→ **Entries**:
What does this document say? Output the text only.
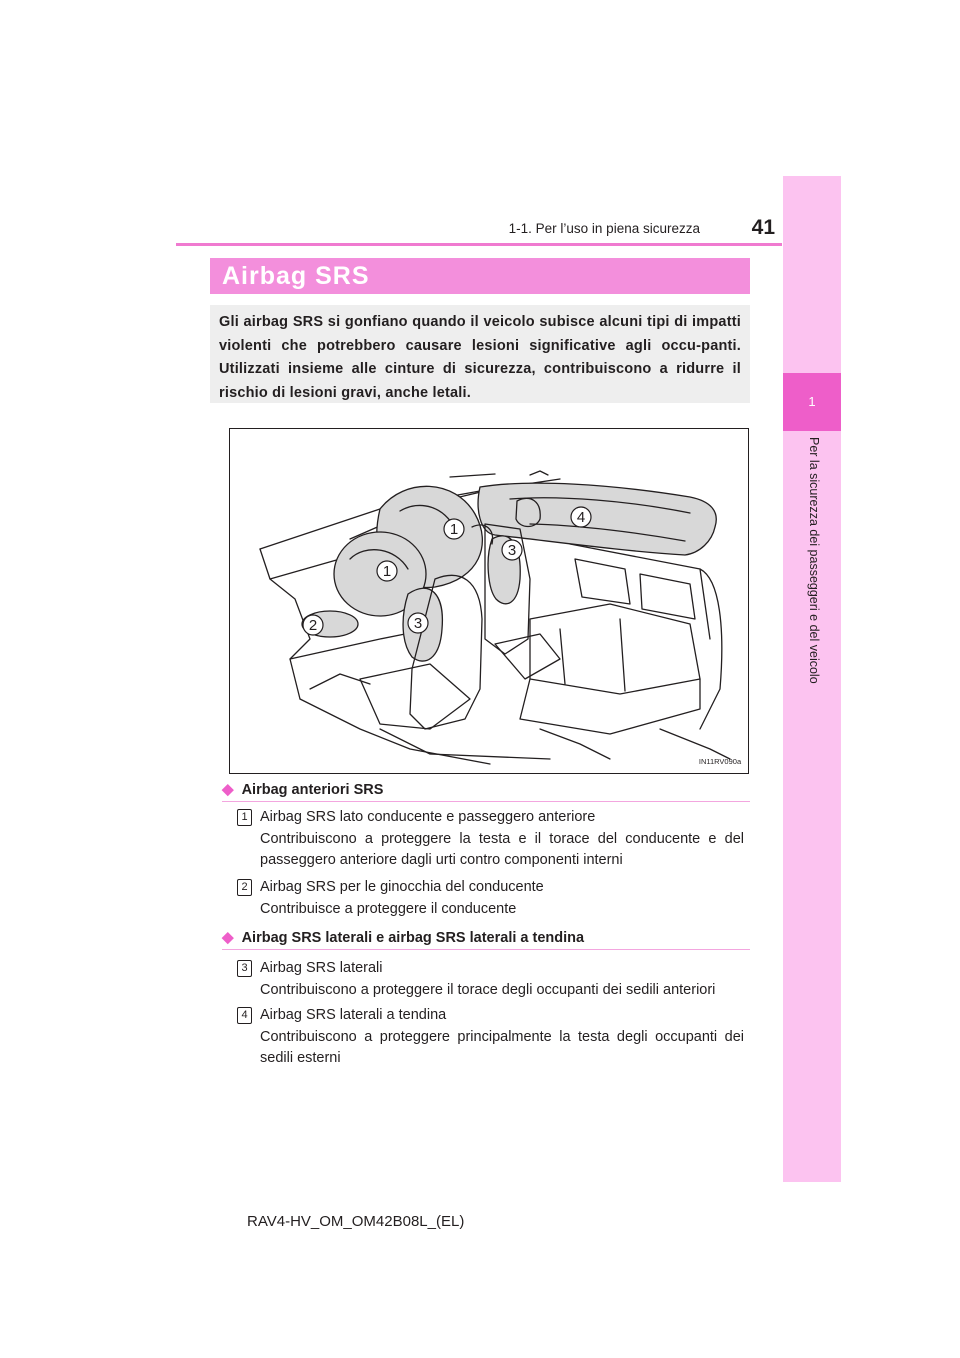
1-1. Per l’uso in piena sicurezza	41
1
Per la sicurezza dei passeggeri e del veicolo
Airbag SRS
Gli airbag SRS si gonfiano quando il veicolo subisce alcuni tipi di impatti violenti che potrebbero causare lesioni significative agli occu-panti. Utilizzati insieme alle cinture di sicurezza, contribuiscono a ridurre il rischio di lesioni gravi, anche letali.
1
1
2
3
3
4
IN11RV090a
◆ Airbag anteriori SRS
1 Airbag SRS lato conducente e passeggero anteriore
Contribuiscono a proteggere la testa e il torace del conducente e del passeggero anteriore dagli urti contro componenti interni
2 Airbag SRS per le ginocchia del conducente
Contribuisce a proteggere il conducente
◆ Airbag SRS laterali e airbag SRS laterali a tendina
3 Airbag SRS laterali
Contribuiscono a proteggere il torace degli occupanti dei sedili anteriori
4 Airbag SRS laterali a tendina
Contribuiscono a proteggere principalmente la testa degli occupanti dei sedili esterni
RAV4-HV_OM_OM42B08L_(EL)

→ **What is being asked**: Quote the data exactly, leaving every image out of the copy.

→ **Result of this exercise**:
What does this document say? Output the text only.
1-1. Per l’uso in piena sicurezza	41
1
Per la sicurezza dei passeggeri e del veicolo
Airbag SRS
Gli airbag SRS si gonfiano quando il veicolo subisce alcuni tipi di impatti violenti che potrebbero causare lesioni significative agli occu-panti. Utilizzati insieme alle cinture di sicurezza, contribuiscono a ridurre il rischio di lesioni gravi, anche letali.
1
1
2
3
3
4
IN11RV090a
◆ Airbag anteriori SRS
1 Airbag SRS lato conducente e passeggero anteriore
Contribuiscono a proteggere la testa e il torace del conducente e del passeggero anteriore dagli urti contro componenti interni
2 Airbag SRS per le ginocchia del conducente
Contribuisce a proteggere il conducente
◆ Airbag SRS laterali e airbag SRS laterali a tendina
3 Airbag SRS laterali
Contribuiscono a proteggere il torace degli occupanti dei sedili anteriori
4 Airbag SRS laterali a tendina
Contribuiscono a proteggere principalmente la testa degli occupanti dei sedili esterni
RAV4-HV_OM_OM42B08L_(EL)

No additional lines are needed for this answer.